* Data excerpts
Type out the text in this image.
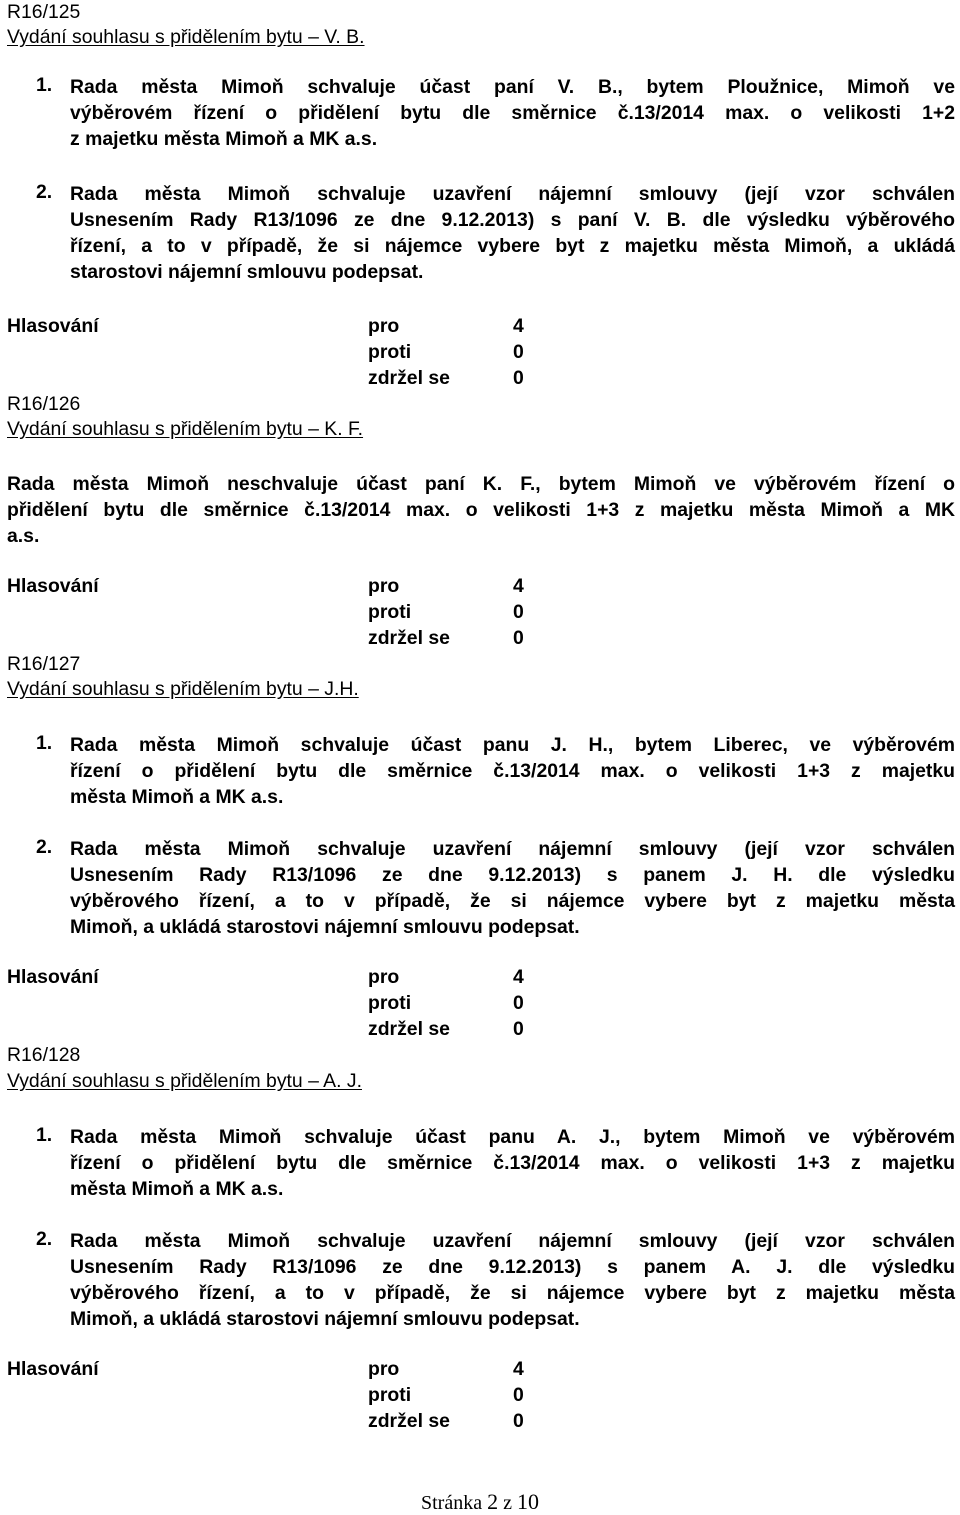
R16/125
Vydání souhlasu s přidělením bytu – V. B.
1. Rada města Mimoň schvaluje účast paní V. B., bytem Ploužnice, Mimoň ve
výběrovém řízení o přidělení bytu dle směrnice č.13/2014 max. o velikosti 1+2
z majetku města Mimoň a MK a.s.
2. Rada města Mimoň schvaluje uzavření nájemní smlouvy (její vzor schválen
Usnesením Rady R13/1096 ze dne 9.12.2013) s paní V. B. dle výsledku výběrového
řízení, a to v případě, že si nájemce vybere byt z majetku města Mimoň, a ukládá
starostovi nájemní smlouvu podepsat.
Hlasování	pro	4
proti	0
zdržel se	0
R16/126
Vydání souhlasu s přidělením bytu – K. F.
Rada města Mimoň neschvaluje účast paní K. F., bytem Mimoň ve výběrovém řízení o
přidělení bytu dle směrnice č.13/2014 max. o velikosti 1+3 z majetku města Mimoň a MK
a.s.
Hlasování	pro	4
proti	0
zdržel se	0
R16/127
Vydání souhlasu s přidělením bytu – J.H.
1. Rada města Mimoň schvaluje účast panu J. H., bytem Liberec, ve výběrovém
řízení o přidělení bytu dle směrnice č.13/2014 max. o velikosti 1+3 z majetku
města Mimoň a MK a.s.
2. Rada města Mimoň schvaluje uzavření nájemní smlouvy (její vzor schválen
Usnesením Rady R13/1096 ze dne 9.12.2013) s panem J. H. dle výsledku
výběrového řízení, a to v případě, že si nájemce vybere byt z majetku města
Mimoň, a ukládá starostovi nájemní smlouvu podepsat.
Hlasování	pro	4
proti	0
zdržel se	0
R16/128
Vydání souhlasu s přidělením bytu – A. J.
1. Rada města Mimoň schvaluje účast panu A. J., bytem Mimoň ve výběrovém
řízení o přidělení bytu dle směrnice č.13/2014 max. o velikosti 1+3 z majetku
města Mimoň a MK a.s.
2. Rada města Mimoň schvaluje uzavření nájemní smlouvy (její vzor schválen
Usnesením Rady R13/1096 ze dne 9.12.2013) s panem A. J. dle výsledku
výběrového řízení, a to v případě, že si nájemce vybere byt z majetku města
Mimoň, a ukládá starostovi nájemní smlouvu podepsat.
Hlasování	pro	4
proti	0
zdržel se	0
Stránka 2 z 10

* WHAT THE TASK ASKS
In the records above, locate the lines holding the word "účast". Copy each of them.

* WRITTEN ANSWER
1. Rada města Mimoň schvaluje účast paní V. B., bytem Ploužnice, Mimoň ve
Rada města Mimoň neschvaluje účast paní K. F., bytem Mimoň ve výběrovém řízení o
1. Rada města Mimoň schvaluje účast panu J. H., bytem Liberec, ve výběrovém
1. Rada města Mimoň schvaluje účast panu A. J., bytem Mimoň ve výběrovém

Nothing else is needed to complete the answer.